# Start of Listing

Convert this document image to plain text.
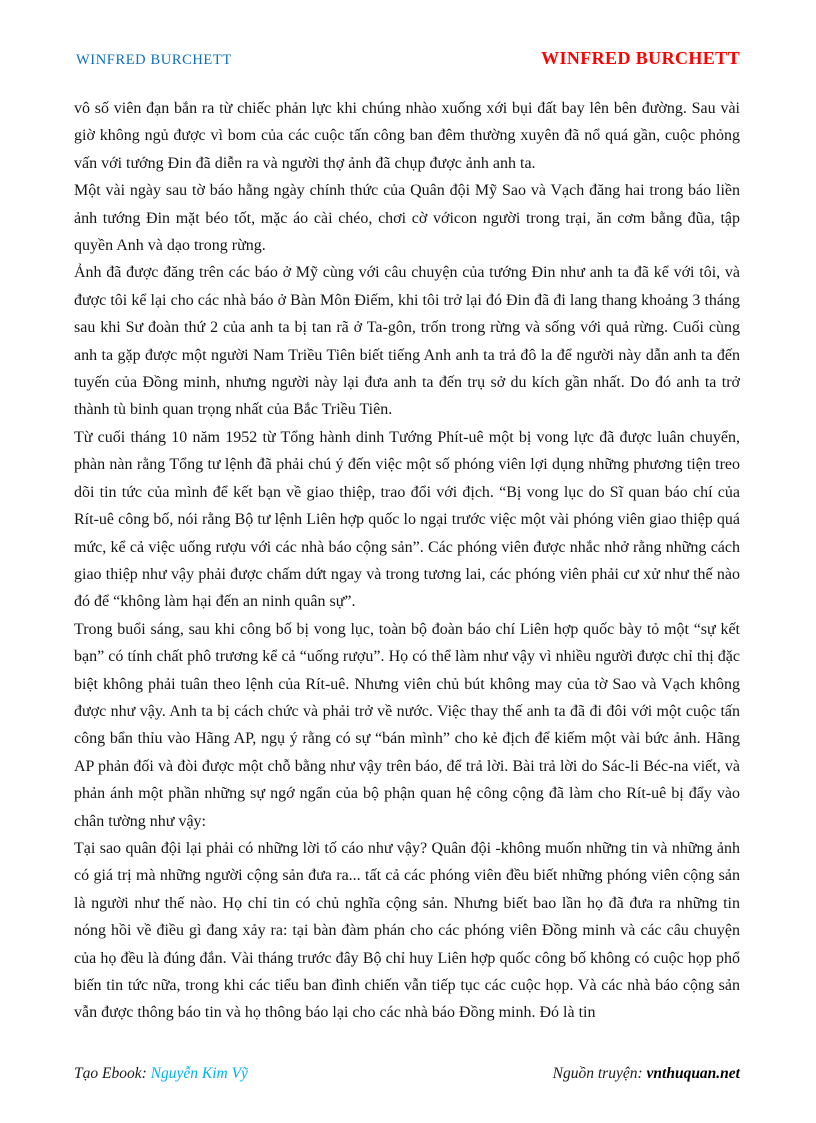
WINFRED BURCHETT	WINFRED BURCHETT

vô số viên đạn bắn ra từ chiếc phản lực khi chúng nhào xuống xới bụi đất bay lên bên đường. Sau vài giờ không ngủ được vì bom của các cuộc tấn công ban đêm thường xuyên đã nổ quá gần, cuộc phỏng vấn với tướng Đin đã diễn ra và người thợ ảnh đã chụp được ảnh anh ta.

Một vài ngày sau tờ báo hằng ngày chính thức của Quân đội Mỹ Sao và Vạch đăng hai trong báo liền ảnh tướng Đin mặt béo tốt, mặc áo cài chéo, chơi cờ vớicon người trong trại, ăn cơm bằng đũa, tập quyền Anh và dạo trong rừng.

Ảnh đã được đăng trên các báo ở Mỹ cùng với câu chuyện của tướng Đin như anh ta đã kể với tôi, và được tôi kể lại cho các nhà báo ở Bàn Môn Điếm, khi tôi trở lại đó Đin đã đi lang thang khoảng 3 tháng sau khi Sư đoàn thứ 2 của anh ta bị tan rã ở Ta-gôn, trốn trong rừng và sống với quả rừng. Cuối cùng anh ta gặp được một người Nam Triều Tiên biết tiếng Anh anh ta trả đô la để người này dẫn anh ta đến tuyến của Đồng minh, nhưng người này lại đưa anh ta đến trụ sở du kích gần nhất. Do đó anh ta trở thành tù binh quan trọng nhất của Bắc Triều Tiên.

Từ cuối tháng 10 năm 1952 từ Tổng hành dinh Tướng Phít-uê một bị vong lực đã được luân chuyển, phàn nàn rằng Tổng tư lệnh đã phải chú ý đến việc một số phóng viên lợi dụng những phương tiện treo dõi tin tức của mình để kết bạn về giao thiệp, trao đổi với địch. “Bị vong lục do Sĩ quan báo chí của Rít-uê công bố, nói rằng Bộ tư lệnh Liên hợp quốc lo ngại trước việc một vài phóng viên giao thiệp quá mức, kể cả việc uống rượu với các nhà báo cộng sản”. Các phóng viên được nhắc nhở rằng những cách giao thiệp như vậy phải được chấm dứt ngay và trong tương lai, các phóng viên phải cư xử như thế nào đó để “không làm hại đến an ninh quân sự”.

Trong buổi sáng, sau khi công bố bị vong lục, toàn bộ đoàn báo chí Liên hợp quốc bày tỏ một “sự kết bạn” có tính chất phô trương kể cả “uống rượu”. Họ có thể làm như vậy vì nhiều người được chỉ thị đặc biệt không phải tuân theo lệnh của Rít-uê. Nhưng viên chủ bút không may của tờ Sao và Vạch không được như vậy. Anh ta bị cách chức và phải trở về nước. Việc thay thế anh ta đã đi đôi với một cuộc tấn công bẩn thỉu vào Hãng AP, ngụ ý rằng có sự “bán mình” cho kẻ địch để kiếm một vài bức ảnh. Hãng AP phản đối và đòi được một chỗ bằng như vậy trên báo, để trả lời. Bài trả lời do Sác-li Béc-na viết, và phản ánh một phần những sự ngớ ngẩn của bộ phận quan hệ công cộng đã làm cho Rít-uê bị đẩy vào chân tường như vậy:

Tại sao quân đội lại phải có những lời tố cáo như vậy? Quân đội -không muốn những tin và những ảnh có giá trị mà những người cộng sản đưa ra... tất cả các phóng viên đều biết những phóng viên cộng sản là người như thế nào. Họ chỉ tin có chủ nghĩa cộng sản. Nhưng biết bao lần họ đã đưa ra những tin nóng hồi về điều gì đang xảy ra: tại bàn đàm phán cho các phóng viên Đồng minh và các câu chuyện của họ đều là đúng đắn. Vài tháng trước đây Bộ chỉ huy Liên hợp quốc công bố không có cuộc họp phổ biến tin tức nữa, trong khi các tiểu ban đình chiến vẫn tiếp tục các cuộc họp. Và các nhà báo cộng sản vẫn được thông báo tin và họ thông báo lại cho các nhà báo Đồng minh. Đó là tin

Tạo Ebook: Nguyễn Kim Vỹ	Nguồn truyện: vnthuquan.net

# End of Listing

**What the task requires:** Output, exactly, all the records above; include no pictures.

**Problem solution:**
Convert this document image to plain text.
WINFRED BURCHETT	WINFRED BURCHETT

vô số viên đạn bắn ra từ chiếc phản lực khi chúng nhào xuống xới bụi đất bay lên bên đường. Sau vài giờ không ngủ được vì bom của các cuộc tấn công ban đêm thường xuyên đã nổ quá gần, cuộc phỏng vấn với tướng Đin đã diễn ra và người thợ ảnh đã chụp được ảnh anh ta.

Một vài ngày sau tờ báo hằng ngày chính thức của Quân đội Mỹ Sao và Vạch đăng hai trong báo liền ảnh tướng Đin mặt béo tốt, mặc áo cài chéo, chơi cờ vớicon người trong trại, ăn cơm bằng đũa, tập quyền Anh và dạo trong rừng.

Ảnh đã được đăng trên các báo ở Mỹ cùng với câu chuyện của tướng Đin như anh ta đã kể với tôi, và được tôi kể lại cho các nhà báo ở Bàn Môn Điếm, khi tôi trở lại đó Đin đã đi lang thang khoảng 3 tháng sau khi Sư đoàn thứ 2 của anh ta bị tan rã ở Ta-gôn, trốn trong rừng và sống với quả rừng. Cuối cùng anh ta gặp được một người Nam Triều Tiên biết tiếng Anh anh ta trả đô la để người này dẫn anh ta đến tuyến của Đồng minh, nhưng người này lại đưa anh ta đến trụ sở du kích gần nhất. Do đó anh ta trở thành tù binh quan trọng nhất của Bắc Triều Tiên.

Từ cuối tháng 10 năm 1952 từ Tổng hành dinh Tướng Phít-uê một bị vong lực đã được luân chuyển, phàn nàn rằng Tổng tư lệnh đã phải chú ý đến việc một số phóng viên lợi dụng những phương tiện treo dõi tin tức của mình để kết bạn về giao thiệp, trao đổi với địch. “Bị vong lục do Sĩ quan báo chí của Rít-uê công bố, nói rằng Bộ tư lệnh Liên hợp quốc lo ngại trước việc một vài phóng viên giao thiệp quá mức, kể cả việc uống rượu với các nhà báo cộng sản”. Các phóng viên được nhắc nhở rằng những cách giao thiệp như vậy phải được chấm dứt ngay và trong tương lai, các phóng viên phải cư xử như thế nào đó để “không làm hại đến an ninh quân sự”.

Trong buổi sáng, sau khi công bố bị vong lục, toàn bộ đoàn báo chí Liên hợp quốc bày tỏ một “sự kết bạn” có tính chất phô trương kể cả “uống rượu”. Họ có thể làm như vậy vì nhiều người được chỉ thị đặc biệt không phải tuân theo lệnh của Rít-uê. Nhưng viên chủ bút không may của tờ Sao và Vạch không được như vậy. Anh ta bị cách chức và phải trở về nước. Việc thay thế anh ta đã đi đôi với một cuộc tấn công bẩn thỉu vào Hãng AP, ngụ ý rằng có sự “bán mình” cho kẻ địch để kiếm một vài bức ảnh. Hãng AP phản đối và đòi được một chỗ bằng như vậy trên báo, để trả lời. Bài trả lời do Sác-li Béc-na viết, và phản ánh một phần những sự ngớ ngẩn của bộ phận quan hệ công cộng đã làm cho Rít-uê bị đẩy vào chân tường như vậy:

Tại sao quân đội lại phải có những lời tố cáo như vậy? Quân đội -không muốn những tin và những ảnh có giá trị mà những người cộng sản đưa ra... tất cả các phóng viên đều biết những phóng viên cộng sản là người như thế nào. Họ chỉ tin có chủ nghĩa cộng sản. Nhưng biết bao lần họ đã đưa ra những tin nóng hồi về điều gì đang xảy ra: tại bàn đàm phán cho các phóng viên Đồng minh và các câu chuyện của họ đều là đúng đắn. Vài tháng trước đây Bộ chỉ huy Liên hợp quốc công bố không có cuộc họp phổ biến tin tức nữa, trong khi các tiểu ban đình chiến vẫn tiếp tục các cuộc họp. Và các nhà báo cộng sản vẫn được thông báo tin và họ thông báo lại cho các nhà báo Đồng minh. Đó là tin

Tạo Ebook: Nguyễn Kim Vỹ	Nguồn truyện: vnthuquan.net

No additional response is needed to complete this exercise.